Tell how many lines in the records contain the word "hyperglycemia"; the number alone is the answer.

[Start of Attachment]

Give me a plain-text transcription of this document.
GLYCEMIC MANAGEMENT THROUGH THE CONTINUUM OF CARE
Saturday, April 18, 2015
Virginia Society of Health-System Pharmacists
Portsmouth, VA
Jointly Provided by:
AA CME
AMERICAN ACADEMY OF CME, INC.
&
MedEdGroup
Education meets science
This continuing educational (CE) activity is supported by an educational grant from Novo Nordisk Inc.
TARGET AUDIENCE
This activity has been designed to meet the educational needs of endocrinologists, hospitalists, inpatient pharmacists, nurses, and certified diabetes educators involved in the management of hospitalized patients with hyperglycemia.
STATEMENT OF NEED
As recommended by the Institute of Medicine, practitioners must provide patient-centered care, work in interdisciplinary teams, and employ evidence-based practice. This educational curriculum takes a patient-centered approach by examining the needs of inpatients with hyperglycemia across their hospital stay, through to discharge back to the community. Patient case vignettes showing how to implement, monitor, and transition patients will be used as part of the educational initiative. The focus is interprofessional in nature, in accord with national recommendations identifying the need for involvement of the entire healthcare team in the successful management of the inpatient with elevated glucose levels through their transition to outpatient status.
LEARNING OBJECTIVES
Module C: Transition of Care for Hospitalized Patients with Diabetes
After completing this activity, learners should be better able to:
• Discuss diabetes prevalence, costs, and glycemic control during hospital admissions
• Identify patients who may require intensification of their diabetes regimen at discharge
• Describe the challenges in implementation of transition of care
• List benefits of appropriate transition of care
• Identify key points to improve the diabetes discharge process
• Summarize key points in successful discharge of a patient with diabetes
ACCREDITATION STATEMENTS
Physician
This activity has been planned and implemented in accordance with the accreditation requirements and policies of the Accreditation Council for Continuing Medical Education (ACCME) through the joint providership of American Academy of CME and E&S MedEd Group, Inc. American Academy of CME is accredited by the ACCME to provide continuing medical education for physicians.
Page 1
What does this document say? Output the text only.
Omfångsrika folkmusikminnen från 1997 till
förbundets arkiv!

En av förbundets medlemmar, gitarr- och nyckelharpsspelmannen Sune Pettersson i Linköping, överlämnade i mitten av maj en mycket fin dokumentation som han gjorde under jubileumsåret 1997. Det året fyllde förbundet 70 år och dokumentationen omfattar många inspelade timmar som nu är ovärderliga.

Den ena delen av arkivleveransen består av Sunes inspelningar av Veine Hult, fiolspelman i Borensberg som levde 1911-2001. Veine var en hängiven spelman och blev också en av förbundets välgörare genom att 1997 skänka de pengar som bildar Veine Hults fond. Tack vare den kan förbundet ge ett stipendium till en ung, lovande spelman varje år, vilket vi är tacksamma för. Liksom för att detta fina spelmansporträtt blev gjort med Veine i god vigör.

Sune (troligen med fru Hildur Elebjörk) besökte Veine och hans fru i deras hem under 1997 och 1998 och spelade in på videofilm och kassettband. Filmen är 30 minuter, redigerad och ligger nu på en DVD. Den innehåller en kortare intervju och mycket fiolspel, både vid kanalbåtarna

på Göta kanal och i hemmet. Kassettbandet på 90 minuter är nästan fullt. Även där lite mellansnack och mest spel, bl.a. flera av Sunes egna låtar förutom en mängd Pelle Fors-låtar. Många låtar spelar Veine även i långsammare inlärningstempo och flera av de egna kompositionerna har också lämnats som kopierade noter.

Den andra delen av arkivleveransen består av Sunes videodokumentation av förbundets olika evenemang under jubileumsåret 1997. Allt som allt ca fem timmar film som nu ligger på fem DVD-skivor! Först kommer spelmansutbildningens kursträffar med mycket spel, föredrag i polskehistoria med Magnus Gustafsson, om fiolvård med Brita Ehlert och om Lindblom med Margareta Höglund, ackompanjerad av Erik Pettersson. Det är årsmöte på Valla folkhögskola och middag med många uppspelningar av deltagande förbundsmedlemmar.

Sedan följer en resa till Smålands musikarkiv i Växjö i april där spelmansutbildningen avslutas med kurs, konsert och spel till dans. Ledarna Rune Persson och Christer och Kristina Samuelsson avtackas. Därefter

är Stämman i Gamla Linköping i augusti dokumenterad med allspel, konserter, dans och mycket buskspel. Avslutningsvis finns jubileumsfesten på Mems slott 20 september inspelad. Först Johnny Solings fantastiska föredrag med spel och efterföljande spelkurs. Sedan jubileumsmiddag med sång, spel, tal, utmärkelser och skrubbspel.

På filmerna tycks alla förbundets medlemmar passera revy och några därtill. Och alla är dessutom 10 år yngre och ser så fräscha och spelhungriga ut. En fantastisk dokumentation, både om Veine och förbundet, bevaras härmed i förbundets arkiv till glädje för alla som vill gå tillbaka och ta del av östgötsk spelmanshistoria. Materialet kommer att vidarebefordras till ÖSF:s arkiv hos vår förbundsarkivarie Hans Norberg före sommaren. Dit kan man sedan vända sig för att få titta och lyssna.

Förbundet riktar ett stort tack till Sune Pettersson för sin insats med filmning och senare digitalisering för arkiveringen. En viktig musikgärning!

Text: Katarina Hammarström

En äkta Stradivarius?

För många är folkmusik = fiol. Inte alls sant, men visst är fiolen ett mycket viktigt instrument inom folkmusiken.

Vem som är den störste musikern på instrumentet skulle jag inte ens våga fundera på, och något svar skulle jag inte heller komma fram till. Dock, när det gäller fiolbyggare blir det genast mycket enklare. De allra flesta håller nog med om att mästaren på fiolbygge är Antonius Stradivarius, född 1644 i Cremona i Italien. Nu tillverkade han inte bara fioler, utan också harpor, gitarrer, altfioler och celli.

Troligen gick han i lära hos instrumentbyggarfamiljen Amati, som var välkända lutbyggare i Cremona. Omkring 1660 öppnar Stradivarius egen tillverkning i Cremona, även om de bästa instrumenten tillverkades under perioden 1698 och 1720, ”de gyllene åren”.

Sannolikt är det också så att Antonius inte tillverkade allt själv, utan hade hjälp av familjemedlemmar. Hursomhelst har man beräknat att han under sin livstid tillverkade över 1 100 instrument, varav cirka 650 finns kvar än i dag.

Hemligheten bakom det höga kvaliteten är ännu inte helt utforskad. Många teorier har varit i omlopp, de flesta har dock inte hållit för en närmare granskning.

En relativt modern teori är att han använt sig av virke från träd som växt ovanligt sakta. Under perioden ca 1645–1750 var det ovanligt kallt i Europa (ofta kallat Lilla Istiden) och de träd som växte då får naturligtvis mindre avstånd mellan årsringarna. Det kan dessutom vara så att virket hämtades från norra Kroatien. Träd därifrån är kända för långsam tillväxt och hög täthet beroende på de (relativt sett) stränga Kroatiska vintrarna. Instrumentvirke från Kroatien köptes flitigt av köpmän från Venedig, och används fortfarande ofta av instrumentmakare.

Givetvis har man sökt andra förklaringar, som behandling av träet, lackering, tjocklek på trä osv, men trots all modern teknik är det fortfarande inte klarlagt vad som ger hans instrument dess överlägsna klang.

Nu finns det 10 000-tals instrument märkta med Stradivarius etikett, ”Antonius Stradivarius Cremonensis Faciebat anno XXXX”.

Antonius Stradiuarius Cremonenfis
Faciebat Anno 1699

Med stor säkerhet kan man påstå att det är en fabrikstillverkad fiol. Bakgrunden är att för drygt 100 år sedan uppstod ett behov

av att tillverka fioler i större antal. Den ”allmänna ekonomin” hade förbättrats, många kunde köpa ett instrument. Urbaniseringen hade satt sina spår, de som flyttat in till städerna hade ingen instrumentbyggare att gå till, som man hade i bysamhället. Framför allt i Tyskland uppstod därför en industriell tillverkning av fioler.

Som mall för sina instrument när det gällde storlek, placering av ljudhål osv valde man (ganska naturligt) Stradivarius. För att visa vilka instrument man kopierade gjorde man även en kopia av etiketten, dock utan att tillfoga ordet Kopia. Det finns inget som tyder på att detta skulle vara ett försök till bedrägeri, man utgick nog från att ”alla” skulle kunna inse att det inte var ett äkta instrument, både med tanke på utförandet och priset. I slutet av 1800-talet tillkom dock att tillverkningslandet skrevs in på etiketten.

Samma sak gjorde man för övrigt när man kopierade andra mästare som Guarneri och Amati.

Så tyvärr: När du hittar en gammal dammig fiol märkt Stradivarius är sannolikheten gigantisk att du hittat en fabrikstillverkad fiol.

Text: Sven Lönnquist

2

[End of Attachment]
[Start of Attachment]

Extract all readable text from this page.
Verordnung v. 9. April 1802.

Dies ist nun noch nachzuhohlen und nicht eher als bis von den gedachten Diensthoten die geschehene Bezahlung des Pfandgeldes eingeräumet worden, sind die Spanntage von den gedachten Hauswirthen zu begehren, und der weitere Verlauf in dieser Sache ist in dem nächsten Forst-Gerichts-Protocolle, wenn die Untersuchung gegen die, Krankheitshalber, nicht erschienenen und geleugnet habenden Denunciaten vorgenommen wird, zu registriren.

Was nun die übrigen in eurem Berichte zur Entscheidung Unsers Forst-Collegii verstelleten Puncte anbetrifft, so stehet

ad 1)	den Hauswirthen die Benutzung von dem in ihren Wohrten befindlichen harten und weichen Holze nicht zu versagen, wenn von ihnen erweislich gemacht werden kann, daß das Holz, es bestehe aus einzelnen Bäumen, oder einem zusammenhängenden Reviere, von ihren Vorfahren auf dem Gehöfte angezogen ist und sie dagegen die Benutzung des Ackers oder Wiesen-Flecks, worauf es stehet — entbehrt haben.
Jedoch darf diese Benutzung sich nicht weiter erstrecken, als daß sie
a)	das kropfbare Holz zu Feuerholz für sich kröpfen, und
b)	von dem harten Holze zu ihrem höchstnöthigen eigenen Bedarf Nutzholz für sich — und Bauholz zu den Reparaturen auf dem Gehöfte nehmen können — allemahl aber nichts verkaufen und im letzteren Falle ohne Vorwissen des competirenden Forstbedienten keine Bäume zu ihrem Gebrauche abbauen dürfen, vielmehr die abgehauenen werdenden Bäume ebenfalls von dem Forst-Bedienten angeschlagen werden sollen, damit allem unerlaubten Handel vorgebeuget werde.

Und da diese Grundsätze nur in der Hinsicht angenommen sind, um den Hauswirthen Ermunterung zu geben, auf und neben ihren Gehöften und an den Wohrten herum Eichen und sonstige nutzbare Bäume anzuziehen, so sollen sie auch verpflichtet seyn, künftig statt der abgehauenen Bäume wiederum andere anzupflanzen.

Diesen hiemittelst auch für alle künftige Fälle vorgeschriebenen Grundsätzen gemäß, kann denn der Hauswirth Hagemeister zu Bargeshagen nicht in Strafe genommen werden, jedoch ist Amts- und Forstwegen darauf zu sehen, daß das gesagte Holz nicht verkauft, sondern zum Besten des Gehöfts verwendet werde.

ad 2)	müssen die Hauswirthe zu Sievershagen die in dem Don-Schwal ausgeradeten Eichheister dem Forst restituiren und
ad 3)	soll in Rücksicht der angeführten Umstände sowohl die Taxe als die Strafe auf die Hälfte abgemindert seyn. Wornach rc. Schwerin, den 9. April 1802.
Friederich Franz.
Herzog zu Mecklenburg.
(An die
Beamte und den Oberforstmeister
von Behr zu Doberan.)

[End of Attachment]

*Result of this exercise*. 2